• _SUPPLIED DATA_:
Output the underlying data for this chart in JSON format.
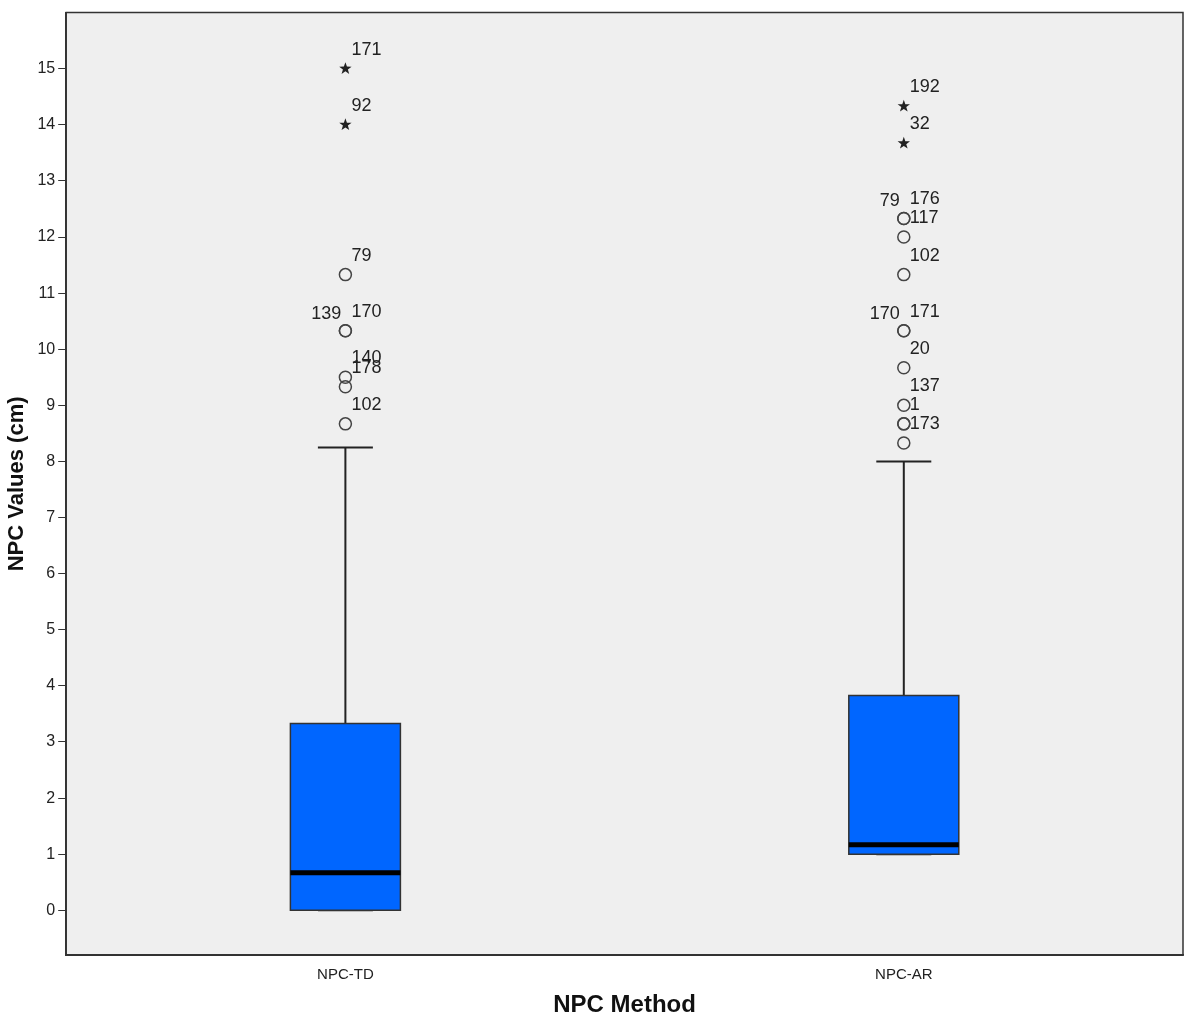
{
  "chart_data": {
    "type": "box",
    "xlabel": "NPC Method",
    "ylabel": "NPC Values (cm)",
    "categories": [
      "NPC-TD",
      "NPC-AR"
    ],
    "ylim": [
      -0.8,
      16
    ],
    "yticks": [
      0,
      1,
      2,
      3,
      4,
      5,
      6,
      7,
      8,
      9,
      10,
      11,
      12,
      13,
      14,
      15
    ],
    "grid": false,
    "series": [
      {
        "color": "#0066ff",
        "boxes": [
          {
            "low": 0,
            "q1": 0,
            "median": 0.67,
            "q3": 3.33,
            "high": 8.25
          },
          {
            "low": 1,
            "q1": 1,
            "median": 1.17,
            "q3": 3.83,
            "high": 8
          }
        ]
      },
      {
        "type": "scatter",
        "marker": "circle",
        "color": "#444444",
        "x": [
          "NPC-TD",
          "NPC-TD",
          "NPC-TD",
          "NPC-TD",
          "NPC-TD",
          "NPC-TD",
          "NPC-AR",
          "NPC-AR",
          "NPC-AR",
          "NPC-AR",
          "NPC-AR",
          "NPC-AR",
          "NPC-AR",
          "NPC-AR",
          "NPC-AR",
          "NPC-AR",
          "NPC-AR"
        ],
        "values": [
          8.67,
          9.33,
          9.5,
          10.33,
          10.33,
          11.33,
          8.33,
          8.67,
          8.67,
          9,
          9.67,
          10.33,
          10.33,
          11.33,
          12,
          12.33,
          12.33
        ]
      },
      {
        "type": "scatter",
        "marker": "star",
        "color": "#222222",
        "x": [
          "NPC-TD",
          "NPC-TD",
          "NPC-AR",
          "NPC-AR"
        ],
        "values": [
          14,
          15,
          13.67,
          14.33
        ]
      }
    ],
    "annotations": [
      {
        "text": "171",
        "x": "NPC-TD",
        "y": 15
      },
      {
        "text": "92",
        "x": "NPC-TD",
        "y": 14
      },
      {
        "text": "79",
        "x": "NPC-TD",
        "y": 11.33
      },
      {
        "text": "139",
        "x": "NPC-TD",
        "y": 10.33
      },
      {
        "text": "170",
        "x": "NPC-TD",
        "y": 10.33
      },
      {
        "text": "140",
        "x": "NPC-TD",
        "y": 9.5
      },
      {
        "text": "178",
        "x": "NPC-TD",
        "y": 9.33
      },
      {
        "text": "102",
        "x": "NPC-TD",
        "y": 8.67
      },
      {
        "text": "192",
        "x": "NPC-AR",
        "y": 14.33
      },
      {
        "text": "32",
        "x": "NPC-AR",
        "y": 13.67
      },
      {
        "text": "79",
        "x": "NPC-AR",
        "y": 12.33
      },
      {
        "text": "176",
        "x": "NPC-AR",
        "y": 12.33
      },
      {
        "text": "117",
        "x": "NPC-AR",
        "y": 12
      },
      {
        "text": "102",
        "x": "NPC-AR",
        "y": 11.33
      },
      {
        "text": "170",
        "x": "NPC-AR",
        "y": 10.33
      },
      {
        "text": "171",
        "x": "NPC-AR",
        "y": 10.33
      },
      {
        "text": "20",
        "x": "NPC-AR",
        "y": 9.67
      },
      {
        "text": "137",
        "x": "NPC-AR",
        "y": 9
      },
      {
        "text": "1",
        "x": "NPC-AR",
        "y": 8.67
      },
      {
        "text": "173",
        "x": "NPC-AR",
        "y": 8.33
      }
    ]
  }
}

• _SET TASK_:
Exclude the images, then output the data above word for word.

• _COMPLETE OUTPUT_:
Output the underlying data for this chart in JSON format.
{
  "chart_data": {
    "type": "box",
    "xlabel": "NPC Method",
    "ylabel": "NPC Values (cm)",
    "categories": [
      "NPC-TD",
      "NPC-AR"
    ],
    "ylim": [
      -0.8,
      16
    ],
    "yticks": [
      0,
      1,
      2,
      3,
      4,
      5,
      6,
      7,
      8,
      9,
      10,
      11,
      12,
      13,
      14,
      15
    ],
    "grid": false,
    "series": [
      {
        "color": "#0066ff",
        "boxes": [
          {
            "low": 0,
            "q1": 0,
            "median": 0.67,
            "q3": 3.33,
            "high": 8.25
          },
          {
            "low": 1,
            "q1": 1,
            "median": 1.17,
            "q3": 3.83,
            "high": 8
          }
        ]
      },
      {
        "type": "scatter",
        "marker": "circle",
        "color": "#444444",
        "x": [
          "NPC-TD",
          "NPC-TD",
          "NPC-TD",
          "NPC-TD",
          "NPC-TD",
          "NPC-TD",
          "NPC-AR",
          "NPC-AR",
          "NPC-AR",
          "NPC-AR",
          "NPC-AR",
          "NPC-AR",
          "NPC-AR",
          "NPC-AR",
          "NPC-AR",
          "NPC-AR",
          "NPC-AR"
        ],
        "values": [
          8.67,
          9.33,
          9.5,
          10.33,
          10.33,
          11.33,
          8.33,
          8.67,
          8.67,
          9,
          9.67,
          10.33,
          10.33,
          11.33,
          12,
          12.33,
          12.33
        ]
      },
      {
        "type": "scatter",
        "marker": "star",
        "color": "#222222",
        "x": [
          "NPC-TD",
          "NPC-TD",
          "NPC-AR",
          "NPC-AR"
        ],
        "values": [
          14,
          15,
          13.67,
          14.33
        ]
      }
    ],
    "annotations": [
      {
        "text": "171",
        "x": "NPC-TD",
        "y": 15
      },
      {
        "text": "92",
        "x": "NPC-TD",
        "y": 14
      },
      {
        "text": "79",
        "x": "NPC-TD",
        "y": 11.33
      },
      {
        "text": "139",
        "x": "NPC-TD",
        "y": 10.33
      },
      {
        "text": "170",
        "x": "NPC-TD",
        "y": 10.33
      },
      {
        "text": "140",
        "x": "NPC-TD",
        "y": 9.5
      },
      {
        "text": "178",
        "x": "NPC-TD",
        "y": 9.33
      },
      {
        "text": "102",
        "x": "NPC-TD",
        "y": 8.67
      },
      {
        "text": "192",
        "x": "NPC-AR",
        "y": 14.33
      },
      {
        "text": "32",
        "x": "NPC-AR",
        "y": 13.67
      },
      {
        "text": "79",
        "x": "NPC-AR",
        "y": 12.33
      },
      {
        "text": "176",
        "x": "NPC-AR",
        "y": 12.33
      },
      {
        "text": "117",
        "x": "NPC-AR",
        "y": 12
      },
      {
        "text": "102",
        "x": "NPC-AR",
        "y": 11.33
      },
      {
        "text": "170",
        "x": "NPC-AR",
        "y": 10.33
      },
      {
        "text": "171",
        "x": "NPC-AR",
        "y": 10.33
      },
      {
        "text": "20",
        "x": "NPC-AR",
        "y": 9.67
      },
      {
        "text": "137",
        "x": "NPC-AR",
        "y": 9
      },
      {
        "text": "1",
        "x": "NPC-AR",
        "y": 8.67
      },
      {
        "text": "173",
        "x": "NPC-AR",
        "y": 8.33
      }
    ]
  }
}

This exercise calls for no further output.